▼▼▼
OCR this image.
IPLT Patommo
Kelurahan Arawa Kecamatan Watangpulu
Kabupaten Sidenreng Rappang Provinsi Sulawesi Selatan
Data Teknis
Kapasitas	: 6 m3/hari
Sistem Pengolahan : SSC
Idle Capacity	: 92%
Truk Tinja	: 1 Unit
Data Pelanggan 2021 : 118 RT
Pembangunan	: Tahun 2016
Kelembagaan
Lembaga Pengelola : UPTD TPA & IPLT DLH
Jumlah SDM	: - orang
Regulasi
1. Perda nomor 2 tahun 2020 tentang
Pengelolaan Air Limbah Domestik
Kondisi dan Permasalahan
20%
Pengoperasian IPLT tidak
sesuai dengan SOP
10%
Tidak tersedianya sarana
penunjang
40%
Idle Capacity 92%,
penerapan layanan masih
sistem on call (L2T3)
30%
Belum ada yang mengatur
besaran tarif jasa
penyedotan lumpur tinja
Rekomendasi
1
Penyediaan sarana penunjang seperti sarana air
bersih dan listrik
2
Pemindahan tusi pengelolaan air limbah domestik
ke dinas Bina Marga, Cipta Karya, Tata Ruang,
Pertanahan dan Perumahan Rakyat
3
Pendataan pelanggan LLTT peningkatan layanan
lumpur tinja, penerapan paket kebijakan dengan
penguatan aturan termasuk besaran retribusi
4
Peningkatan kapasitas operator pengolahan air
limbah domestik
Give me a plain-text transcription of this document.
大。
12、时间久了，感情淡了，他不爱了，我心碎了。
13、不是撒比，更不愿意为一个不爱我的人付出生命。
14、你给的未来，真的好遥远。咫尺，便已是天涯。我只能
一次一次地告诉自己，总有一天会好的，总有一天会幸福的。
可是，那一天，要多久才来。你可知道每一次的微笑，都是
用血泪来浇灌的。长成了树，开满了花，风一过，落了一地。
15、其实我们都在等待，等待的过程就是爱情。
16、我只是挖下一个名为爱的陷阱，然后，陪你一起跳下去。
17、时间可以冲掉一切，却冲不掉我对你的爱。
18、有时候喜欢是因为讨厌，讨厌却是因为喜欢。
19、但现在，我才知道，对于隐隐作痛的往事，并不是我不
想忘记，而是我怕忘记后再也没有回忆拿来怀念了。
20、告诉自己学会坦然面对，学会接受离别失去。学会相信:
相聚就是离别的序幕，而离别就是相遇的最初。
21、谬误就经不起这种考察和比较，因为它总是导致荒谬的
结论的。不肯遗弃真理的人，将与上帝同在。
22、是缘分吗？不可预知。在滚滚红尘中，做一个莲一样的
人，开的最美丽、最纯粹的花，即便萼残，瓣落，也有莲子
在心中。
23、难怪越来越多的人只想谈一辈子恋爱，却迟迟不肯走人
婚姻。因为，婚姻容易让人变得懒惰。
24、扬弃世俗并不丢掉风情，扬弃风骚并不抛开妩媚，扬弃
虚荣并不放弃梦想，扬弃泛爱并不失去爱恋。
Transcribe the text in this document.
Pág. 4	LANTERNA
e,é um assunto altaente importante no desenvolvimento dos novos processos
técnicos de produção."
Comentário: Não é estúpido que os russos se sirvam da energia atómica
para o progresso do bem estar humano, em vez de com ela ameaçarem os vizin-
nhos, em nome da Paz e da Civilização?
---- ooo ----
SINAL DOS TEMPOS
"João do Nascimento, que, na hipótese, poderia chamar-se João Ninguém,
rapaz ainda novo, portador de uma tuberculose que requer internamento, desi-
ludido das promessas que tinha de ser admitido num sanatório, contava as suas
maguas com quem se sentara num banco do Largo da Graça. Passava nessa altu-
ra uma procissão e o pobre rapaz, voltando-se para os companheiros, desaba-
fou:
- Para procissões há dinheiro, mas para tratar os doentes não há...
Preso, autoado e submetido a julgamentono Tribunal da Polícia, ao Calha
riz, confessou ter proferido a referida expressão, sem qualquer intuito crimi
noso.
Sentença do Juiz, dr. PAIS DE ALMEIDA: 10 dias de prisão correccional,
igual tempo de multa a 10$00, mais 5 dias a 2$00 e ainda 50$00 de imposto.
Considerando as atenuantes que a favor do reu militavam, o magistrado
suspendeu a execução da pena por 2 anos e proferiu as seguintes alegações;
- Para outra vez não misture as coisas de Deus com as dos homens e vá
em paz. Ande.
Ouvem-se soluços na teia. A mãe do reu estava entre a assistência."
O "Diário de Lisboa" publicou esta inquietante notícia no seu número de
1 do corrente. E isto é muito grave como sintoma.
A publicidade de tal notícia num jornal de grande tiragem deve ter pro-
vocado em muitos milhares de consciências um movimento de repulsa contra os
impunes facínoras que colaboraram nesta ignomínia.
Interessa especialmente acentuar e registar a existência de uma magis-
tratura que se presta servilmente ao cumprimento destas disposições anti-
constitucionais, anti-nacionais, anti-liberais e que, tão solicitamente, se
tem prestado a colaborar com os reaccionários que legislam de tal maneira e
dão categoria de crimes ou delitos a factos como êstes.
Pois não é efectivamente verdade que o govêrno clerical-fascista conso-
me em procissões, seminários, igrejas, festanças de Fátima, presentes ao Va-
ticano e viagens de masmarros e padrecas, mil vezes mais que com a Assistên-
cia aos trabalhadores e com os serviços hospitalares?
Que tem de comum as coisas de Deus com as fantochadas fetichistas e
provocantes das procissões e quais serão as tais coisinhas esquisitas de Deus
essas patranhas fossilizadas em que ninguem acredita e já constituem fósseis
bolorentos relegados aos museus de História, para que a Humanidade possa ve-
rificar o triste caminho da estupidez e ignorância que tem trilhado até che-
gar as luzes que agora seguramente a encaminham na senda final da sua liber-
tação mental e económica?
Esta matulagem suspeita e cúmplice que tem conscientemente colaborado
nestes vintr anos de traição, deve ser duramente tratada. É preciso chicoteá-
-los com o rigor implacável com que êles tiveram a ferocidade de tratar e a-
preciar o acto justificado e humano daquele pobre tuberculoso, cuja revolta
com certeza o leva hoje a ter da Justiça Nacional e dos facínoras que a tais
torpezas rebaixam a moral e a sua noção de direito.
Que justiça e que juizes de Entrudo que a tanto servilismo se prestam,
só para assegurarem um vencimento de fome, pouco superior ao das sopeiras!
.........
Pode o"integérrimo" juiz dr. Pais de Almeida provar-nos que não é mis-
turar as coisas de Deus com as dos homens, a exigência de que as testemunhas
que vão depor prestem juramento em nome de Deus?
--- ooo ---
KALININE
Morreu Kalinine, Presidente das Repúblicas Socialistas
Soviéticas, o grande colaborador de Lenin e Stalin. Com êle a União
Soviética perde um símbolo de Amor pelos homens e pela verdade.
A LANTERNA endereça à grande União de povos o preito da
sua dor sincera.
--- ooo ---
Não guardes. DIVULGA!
▲▲▲
§ Work to complete
Give the listing again, word for word.

§ Written solution
OCR this image.
IPLT Patommo
Kelurahan Arawa Kecamatan Watangpulu
Kabupaten Sidenreng Rappang Provinsi Sulawesi Selatan
Data Teknis
Kapasitas	: 6 m3/hari
Sistem Pengolahan : SSC
Idle Capacity	: 92%
Truk Tinja	: 1 Unit
Data Pelanggan 2021 : 118 RT
Pembangunan	: Tahun 2016
Kelembagaan
Lembaga Pengelola : UPTD TPA & IPLT DLH
Jumlah SDM	: - orang
Regulasi
1. Perda nomor 2 tahun 2020 tentang
Pengelolaan Air Limbah Domestik
Kondisi dan Permasalahan
20%
Pengoperasian IPLT tidak
sesuai dengan SOP
10%
Tidak tersedianya sarana
penunjang
40%
Idle Capacity 92%,
penerapan layanan masih
sistem on call (L2T3)
30%
Belum ada yang mengatur
besaran tarif jasa
penyedotan lumpur tinja
Rekomendasi
1
Penyediaan sarana penunjang seperti sarana air
bersih dan listrik
2
Pemindahan tusi pengelolaan air limbah domestik
ke dinas Bina Marga, Cipta Karya, Tata Ruang,
Pertanahan dan Perumahan Rakyat
3
Pendataan pelanggan LLTT peningkatan layanan
lumpur tinja, penerapan paket kebijakan dengan
penguatan aturan termasuk besaran retribusi
4
Peningkatan kapasitas operator pengolahan air
limbah domestik
Give me a plain-text transcription of this document.
大。
12、时间久了，感情淡了，他不爱了，我心碎了。
13、不是撒比，更不愿意为一个不爱我的人付出生命。
14、你给的未来，真的好遥远。咫尺，便已是天涯。我只能
一次一次地告诉自己，总有一天会好的，总有一天会幸福的。
可是，那一天，要多久才来。你可知道每一次的微笑，都是
用血泪来浇灌的。长成了树，开满了花，风一过，落了一地。
15、其实我们都在等待，等待的过程就是爱情。
16、我只是挖下一个名为爱的陷阱，然后，陪你一起跳下去。
17、时间可以冲掉一切，却冲不掉我对你的爱。
18、有时候喜欢是因为讨厌，讨厌却是因为喜欢。
19、但现在，我才知道，对于隐隐作痛的往事，并不是我不
想忘记，而是我怕忘记后再也没有回忆拿来怀念了。
20、告诉自己学会坦然面对，学会接受离别失去。学会相信:
相聚就是离别的序幕，而离别就是相遇的最初。
21、谬误就经不起这种考察和比较，因为它总是导致荒谬的
结论的。不肯遗弃真理的人，将与上帝同在。
22、是缘分吗？不可预知。在滚滚红尘中，做一个莲一样的
人，开的最美丽、最纯粹的花，即便萼残，瓣落，也有莲子
在心中。
23、难怪越来越多的人只想谈一辈子恋爱，却迟迟不肯走人
婚姻。因为，婚姻容易让人变得懒惰。
24、扬弃世俗并不丢掉风情，扬弃风骚并不抛开妩媚，扬弃
虚荣并不放弃梦想，扬弃泛爱并不失去爱恋。
Transcribe the text in this document.
Pág. 4	LANTERNA
e,é um assunto altaente importante no desenvolvimento dos novos processos
técnicos de produção."
Comentário: Não é estúpido que os russos se sirvam da energia atómica
para o progresso do bem estar humano, em vez de com ela ameaçarem os vizin-
nhos, em nome da Paz e da Civilização?
---- ooo ----
SINAL DOS TEMPOS
"João do Nascimento, que, na hipótese, poderia chamar-se João Ninguém,
rapaz ainda novo, portador de uma tuberculose que requer internamento, desi-
ludido das promessas que tinha de ser admitido num sanatório, contava as suas
maguas com quem se sentara num banco do Largo da Graça. Passava nessa altu-
ra uma procissão e o pobre rapaz, voltando-se para os companheiros, desaba-
fou:
- Para procissões há dinheiro, mas para tratar os doentes não há...
Preso, autoado e submetido a julgamentono Tribunal da Polícia, ao Calha
riz, confessou ter proferido a referida expressão, sem qualquer intuito crimi
noso.
Sentença do Juiz, dr. PAIS DE ALMEIDA: 10 dias de prisão correccional,
igual tempo de multa a 10$00, mais 5 dias a 2$00 e ainda 50$00 de imposto.
Considerando as atenuantes que a favor do reu militavam, o magistrado
suspendeu a execução da pena por 2 anos e proferiu as seguintes alegações;
- Para outra vez não misture as coisas de Deus com as dos homens e vá
em paz. Ande.
Ouvem-se soluços na teia. A mãe do reu estava entre a assistência."
O "Diário de Lisboa" publicou esta inquietante notícia no seu número de
1 do corrente. E isto é muito grave como sintoma.
A publicidade de tal notícia num jornal de grande tiragem deve ter pro-
vocado em muitos milhares de consciências um movimento de repulsa contra os
impunes facínoras que colaboraram nesta ignomínia.
Interessa especialmente acentuar e registar a existência de uma magis-
tratura que se presta servilmente ao cumprimento destas disposições anti-
constitucionais, anti-nacionais, anti-liberais e que, tão solicitamente, se
tem prestado a colaborar com os reaccionários que legislam de tal maneira e
dão categoria de crimes ou delitos a factos como êstes.
Pois não é efectivamente verdade que o govêrno clerical-fascista conso-
me em procissões, seminários, igrejas, festanças de Fátima, presentes ao Va-
ticano e viagens de masmarros e padrecas, mil vezes mais que com a Assistên-
cia aos trabalhadores e com os serviços hospitalares?
Que tem de comum as coisas de Deus com as fantochadas fetichistas e
provocantes das procissões e quais serão as tais coisinhas esquisitas de Deus
essas patranhas fossilizadas em que ninguem acredita e já constituem fósseis
bolorentos relegados aos museus de História, para que a Humanidade possa ve-
rificar o triste caminho da estupidez e ignorância que tem trilhado até che-
gar as luzes que agora seguramente a encaminham na senda final da sua liber-
tação mental e económica?
Esta matulagem suspeita e cúmplice que tem conscientemente colaborado
nestes vintr anos de traição, deve ser duramente tratada. É preciso chicoteá-
-los com o rigor implacável com que êles tiveram a ferocidade de tratar e a-
preciar o acto justificado e humano daquele pobre tuberculoso, cuja revolta
com certeza o leva hoje a ter da Justiça Nacional e dos facínoras que a tais
torpezas rebaixam a moral e a sua noção de direito.
Que justiça e que juizes de Entrudo que a tanto servilismo se prestam,
só para assegurarem um vencimento de fome, pouco superior ao das sopeiras!
.........
Pode o"integérrimo" juiz dr. Pais de Almeida provar-nos que não é mis-
turar as coisas de Deus com as dos homens, a exigência de que as testemunhas
que vão depor prestem juramento em nome de Deus?
--- ooo ---
KALININE
Morreu Kalinine, Presidente das Repúblicas Socialistas
Soviéticas, o grande colaborador de Lenin e Stalin. Com êle a União
Soviética perde um símbolo de Amor pelos homens e pela verdade.
A LANTERNA endereça à grande União de povos o preito da
sua dor sincera.
--- ooo ---
Não guardes. DIVULGA!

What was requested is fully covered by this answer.